[What you need to do]:
Write out the whole listing again, exactly as given.

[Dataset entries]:
━━━━━━━━━━━━━━━━━━━━━━━━━━━━━━

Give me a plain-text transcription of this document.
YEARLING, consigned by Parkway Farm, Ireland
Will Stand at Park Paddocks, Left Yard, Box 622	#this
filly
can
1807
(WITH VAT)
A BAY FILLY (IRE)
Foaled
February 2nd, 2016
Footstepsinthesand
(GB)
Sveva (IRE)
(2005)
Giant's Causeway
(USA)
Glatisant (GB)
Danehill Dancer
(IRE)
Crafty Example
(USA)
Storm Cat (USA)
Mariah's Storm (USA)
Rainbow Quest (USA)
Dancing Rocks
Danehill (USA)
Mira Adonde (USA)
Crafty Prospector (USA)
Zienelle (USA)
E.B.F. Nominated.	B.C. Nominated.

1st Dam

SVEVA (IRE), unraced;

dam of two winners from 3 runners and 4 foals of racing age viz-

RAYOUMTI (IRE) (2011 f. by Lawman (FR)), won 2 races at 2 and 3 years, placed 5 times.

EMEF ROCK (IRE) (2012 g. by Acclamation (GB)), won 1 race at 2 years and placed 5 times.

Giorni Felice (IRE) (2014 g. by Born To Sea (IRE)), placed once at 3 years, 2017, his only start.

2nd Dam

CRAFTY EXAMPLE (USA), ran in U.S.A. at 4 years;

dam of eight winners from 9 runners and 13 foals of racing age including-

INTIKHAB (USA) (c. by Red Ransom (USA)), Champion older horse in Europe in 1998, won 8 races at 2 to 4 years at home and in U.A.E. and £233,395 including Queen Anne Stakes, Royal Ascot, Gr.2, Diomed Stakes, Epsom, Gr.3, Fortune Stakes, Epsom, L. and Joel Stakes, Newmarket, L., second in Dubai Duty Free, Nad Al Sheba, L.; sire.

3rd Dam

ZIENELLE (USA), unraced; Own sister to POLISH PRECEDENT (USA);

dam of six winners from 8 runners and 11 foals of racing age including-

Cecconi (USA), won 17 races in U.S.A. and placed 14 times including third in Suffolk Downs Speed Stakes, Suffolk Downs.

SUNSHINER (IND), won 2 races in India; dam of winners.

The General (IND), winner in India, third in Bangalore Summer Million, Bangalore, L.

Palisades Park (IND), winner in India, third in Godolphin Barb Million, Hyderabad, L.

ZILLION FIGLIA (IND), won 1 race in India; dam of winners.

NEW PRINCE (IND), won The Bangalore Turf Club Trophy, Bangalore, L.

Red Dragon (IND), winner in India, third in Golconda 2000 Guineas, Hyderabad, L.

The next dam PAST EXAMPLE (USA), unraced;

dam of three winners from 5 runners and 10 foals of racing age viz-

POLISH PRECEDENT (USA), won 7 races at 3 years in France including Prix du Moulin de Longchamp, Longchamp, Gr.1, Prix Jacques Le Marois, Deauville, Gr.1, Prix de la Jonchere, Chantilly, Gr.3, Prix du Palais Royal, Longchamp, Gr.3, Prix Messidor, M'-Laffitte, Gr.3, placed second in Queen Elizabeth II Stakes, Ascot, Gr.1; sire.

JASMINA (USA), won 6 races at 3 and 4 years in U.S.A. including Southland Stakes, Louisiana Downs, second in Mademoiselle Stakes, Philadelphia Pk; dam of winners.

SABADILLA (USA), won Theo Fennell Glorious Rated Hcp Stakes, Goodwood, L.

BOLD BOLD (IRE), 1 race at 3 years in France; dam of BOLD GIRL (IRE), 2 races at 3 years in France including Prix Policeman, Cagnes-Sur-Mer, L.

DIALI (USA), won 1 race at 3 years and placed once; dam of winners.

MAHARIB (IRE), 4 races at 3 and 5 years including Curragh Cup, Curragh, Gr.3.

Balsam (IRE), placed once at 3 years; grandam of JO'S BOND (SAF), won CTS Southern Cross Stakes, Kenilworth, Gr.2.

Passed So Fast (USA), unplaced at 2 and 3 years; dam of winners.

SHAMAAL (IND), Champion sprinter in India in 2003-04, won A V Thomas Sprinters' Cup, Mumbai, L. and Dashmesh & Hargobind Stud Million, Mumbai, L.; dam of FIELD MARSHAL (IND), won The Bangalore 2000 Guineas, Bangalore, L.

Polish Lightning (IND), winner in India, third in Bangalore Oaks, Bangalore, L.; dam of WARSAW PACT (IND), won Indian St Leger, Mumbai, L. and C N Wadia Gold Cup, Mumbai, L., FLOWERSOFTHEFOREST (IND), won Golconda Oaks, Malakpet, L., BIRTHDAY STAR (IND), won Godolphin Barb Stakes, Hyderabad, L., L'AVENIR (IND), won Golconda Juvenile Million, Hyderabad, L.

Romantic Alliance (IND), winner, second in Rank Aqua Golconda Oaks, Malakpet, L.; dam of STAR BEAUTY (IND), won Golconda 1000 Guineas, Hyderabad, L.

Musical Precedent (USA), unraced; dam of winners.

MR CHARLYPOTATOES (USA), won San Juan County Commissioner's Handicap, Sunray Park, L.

━━━━━━━━━━━━━━━━━━━━━━━━━━━━━━

[Written answer]:
Give me a plain-text transcription of this document.
YEARLING, consigned by Parkway Farm, Ireland
Will Stand at Park Paddocks, Left Yard, Box 622	#this
filly
can
1807
(WITH VAT)
A BAY FILLY (IRE)
Foaled
February 2nd, 2016
Footstepsinthesand
(GB)
Sveva (IRE)
(2005)
Giant's Causeway
(USA)
Glatisant (GB)
Danehill Dancer
(IRE)
Crafty Example
(USA)
Storm Cat (USA)
Mariah's Storm (USA)
Rainbow Quest (USA)
Dancing Rocks
Danehill (USA)
Mira Adonde (USA)
Crafty Prospector (USA)
Zienelle (USA)
E.B.F. Nominated.	B.C. Nominated.

1st Dam

SVEVA (IRE), unraced;

dam of two winners from 3 runners and 4 foals of racing age viz-

RAYOUMTI (IRE) (2011 f. by Lawman (FR)), won 2 races at 2 and 3 years, placed 5 times.

EMEF ROCK (IRE) (2012 g. by Acclamation (GB)), won 1 race at 2 years and placed 5 times.

Giorni Felice (IRE) (2014 g. by Born To Sea (IRE)), placed once at 3 years, 2017, his only start.

2nd Dam

CRAFTY EXAMPLE (USA), ran in U.S.A. at 4 years;

dam of eight winners from 9 runners and 13 foals of racing age including-

INTIKHAB (USA) (c. by Red Ransom (USA)), Champion older horse in Europe in 1998, won 8 races at 2 to 4 years at home and in U.A.E. and £233,395 including Queen Anne Stakes, Royal Ascot, Gr.2, Diomed Stakes, Epsom, Gr.3, Fortune Stakes, Epsom, L. and Joel Stakes, Newmarket, L., second in Dubai Duty Free, Nad Al Sheba, L.; sire.

3rd Dam

ZIENELLE (USA), unraced; Own sister to POLISH PRECEDENT (USA);

dam of six winners from 8 runners and 11 foals of racing age including-

Cecconi (USA), won 17 races in U.S.A. and placed 14 times including third in Suffolk Downs Speed Stakes, Suffolk Downs.

SUNSHINER (IND), won 2 races in India; dam of winners.

The General (IND), winner in India, third in Bangalore Summer Million, Bangalore, L.

Palisades Park (IND), winner in India, third in Godolphin Barb Million, Hyderabad, L.

ZILLION FIGLIA (IND), won 1 race in India; dam of winners.

NEW PRINCE (IND), won The Bangalore Turf Club Trophy, Bangalore, L.

Red Dragon (IND), winner in India, third in Golconda 2000 Guineas, Hyderabad, L.

The next dam PAST EXAMPLE (USA), unraced;

dam of three winners from 5 runners and 10 foals of racing age viz-

POLISH PRECEDENT (USA), won 7 races at 3 years in France including Prix du Moulin de Longchamp, Longchamp, Gr.1, Prix Jacques Le Marois, Deauville, Gr.1, Prix de la Jonchere, Chantilly, Gr.3, Prix du Palais Royal, Longchamp, Gr.3, Prix Messidor, M'-Laffitte, Gr.3, placed second in Queen Elizabeth II Stakes, Ascot, Gr.1; sire.

JASMINA (USA), won 6 races at 3 and 4 years in U.S.A. including Southland Stakes, Louisiana Downs, second in Mademoiselle Stakes, Philadelphia Pk; dam of winners.

SABADILLA (USA), won Theo Fennell Glorious Rated Hcp Stakes, Goodwood, L.

BOLD BOLD (IRE), 1 race at 3 years in France; dam of BOLD GIRL (IRE), 2 races at 3 years in France including Prix Policeman, Cagnes-Sur-Mer, L.

DIALI (USA), won 1 race at 3 years and placed once; dam of winners.

MAHARIB (IRE), 4 races at 3 and 5 years including Curragh Cup, Curragh, Gr.3.

Balsam (IRE), placed once at 3 years; grandam of JO'S BOND (SAF), won CTS Southern Cross Stakes, Kenilworth, Gr.2.

Passed So Fast (USA), unplaced at 2 and 3 years; dam of winners.

SHAMAAL (IND), Champion sprinter in India in 2003-04, won A V Thomas Sprinters' Cup, Mumbai, L. and Dashmesh & Hargobind Stud Million, Mumbai, L.; dam of FIELD MARSHAL (IND), won The Bangalore 2000 Guineas, Bangalore, L.

Polish Lightning (IND), winner in India, third in Bangalore Oaks, Bangalore, L.; dam of WARSAW PACT (IND), won Indian St Leger, Mumbai, L. and C N Wadia Gold Cup, Mumbai, L., FLOWERSOFTHEFOREST (IND), won Golconda Oaks, Malakpet, L., BIRTHDAY STAR (IND), won Godolphin Barb Stakes, Hyderabad, L., L'AVENIR (IND), won Golconda Juvenile Million, Hyderabad, L.

Romantic Alliance (IND), winner, second in Rank Aqua Golconda Oaks, Malakpet, L.; dam of STAR BEAUTY (IND), won Golconda 1000 Guineas, Hyderabad, L.

Musical Precedent (USA), unraced; dam of winners.

MR CHARLYPOTATOES (USA), won San Juan County Commissioner's Handicap, Sunray Park, L.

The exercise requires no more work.